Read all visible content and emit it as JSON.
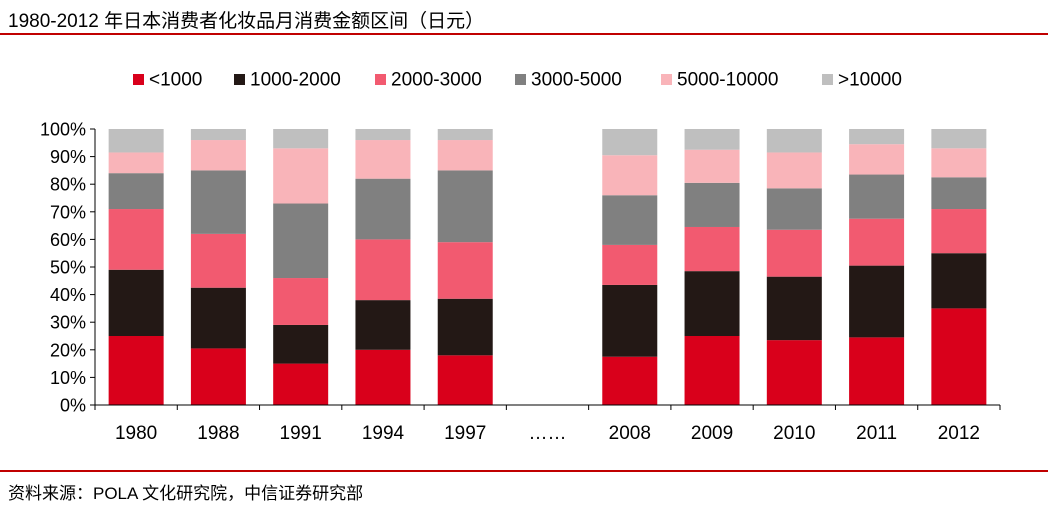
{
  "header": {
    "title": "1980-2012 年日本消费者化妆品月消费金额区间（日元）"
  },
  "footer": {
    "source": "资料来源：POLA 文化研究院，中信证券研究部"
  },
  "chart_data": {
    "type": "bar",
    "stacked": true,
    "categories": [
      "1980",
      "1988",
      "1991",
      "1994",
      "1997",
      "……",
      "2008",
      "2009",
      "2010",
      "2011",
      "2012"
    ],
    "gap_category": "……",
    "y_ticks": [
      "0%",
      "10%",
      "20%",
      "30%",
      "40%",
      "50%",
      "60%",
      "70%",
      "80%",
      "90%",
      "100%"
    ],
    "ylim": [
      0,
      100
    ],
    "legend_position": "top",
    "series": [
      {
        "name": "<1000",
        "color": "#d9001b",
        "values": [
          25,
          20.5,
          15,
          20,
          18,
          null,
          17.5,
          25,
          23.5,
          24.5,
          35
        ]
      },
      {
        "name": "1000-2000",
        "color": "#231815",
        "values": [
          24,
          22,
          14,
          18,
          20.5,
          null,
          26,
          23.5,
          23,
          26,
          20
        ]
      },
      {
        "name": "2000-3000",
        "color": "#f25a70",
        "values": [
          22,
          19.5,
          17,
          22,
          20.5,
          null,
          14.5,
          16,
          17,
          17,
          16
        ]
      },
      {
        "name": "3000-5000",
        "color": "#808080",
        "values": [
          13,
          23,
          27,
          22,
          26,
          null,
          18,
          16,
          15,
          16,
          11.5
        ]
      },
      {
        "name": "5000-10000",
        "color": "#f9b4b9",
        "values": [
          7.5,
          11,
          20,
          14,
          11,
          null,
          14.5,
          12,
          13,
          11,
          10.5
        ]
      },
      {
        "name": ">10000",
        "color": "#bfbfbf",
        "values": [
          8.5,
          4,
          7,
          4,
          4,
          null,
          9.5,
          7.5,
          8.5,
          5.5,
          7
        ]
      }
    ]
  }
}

• _Given exercise_
Write out the full listing verbatim, excluding its pictures.

• _Reply to the task_
Read all visible content and emit it as JSON.
{
  "header": {
    "title": "1980-2012 年日本消费者化妆品月消费金额区间（日元）"
  },
  "footer": {
    "source": "资料来源：POLA 文化研究院，中信证券研究部"
  },
  "chart_data": {
    "type": "bar",
    "stacked": true,
    "categories": [
      "1980",
      "1988",
      "1991",
      "1994",
      "1997",
      "……",
      "2008",
      "2009",
      "2010",
      "2011",
      "2012"
    ],
    "gap_category": "……",
    "y_ticks": [
      "0%",
      "10%",
      "20%",
      "30%",
      "40%",
      "50%",
      "60%",
      "70%",
      "80%",
      "90%",
      "100%"
    ],
    "ylim": [
      0,
      100
    ],
    "legend_position": "top",
    "series": [
      {
        "name": "<1000",
        "color": "#d9001b",
        "values": [
          25,
          20.5,
          15,
          20,
          18,
          null,
          17.5,
          25,
          23.5,
          24.5,
          35
        ]
      },
      {
        "name": "1000-2000",
        "color": "#231815",
        "values": [
          24,
          22,
          14,
          18,
          20.5,
          null,
          26,
          23.5,
          23,
          26,
          20
        ]
      },
      {
        "name": "2000-3000",
        "color": "#f25a70",
        "values": [
          22,
          19.5,
          17,
          22,
          20.5,
          null,
          14.5,
          16,
          17,
          17,
          16
        ]
      },
      {
        "name": "3000-5000",
        "color": "#808080",
        "values": [
          13,
          23,
          27,
          22,
          26,
          null,
          18,
          16,
          15,
          16,
          11.5
        ]
      },
      {
        "name": "5000-10000",
        "color": "#f9b4b9",
        "values": [
          7.5,
          11,
          20,
          14,
          11,
          null,
          14.5,
          12,
          13,
          11,
          10.5
        ]
      },
      {
        "name": ">10000",
        "color": "#bfbfbf",
        "values": [
          8.5,
          4,
          7,
          4,
          4,
          null,
          9.5,
          7.5,
          8.5,
          5.5,
          7
        ]
      }
    ]
  }
}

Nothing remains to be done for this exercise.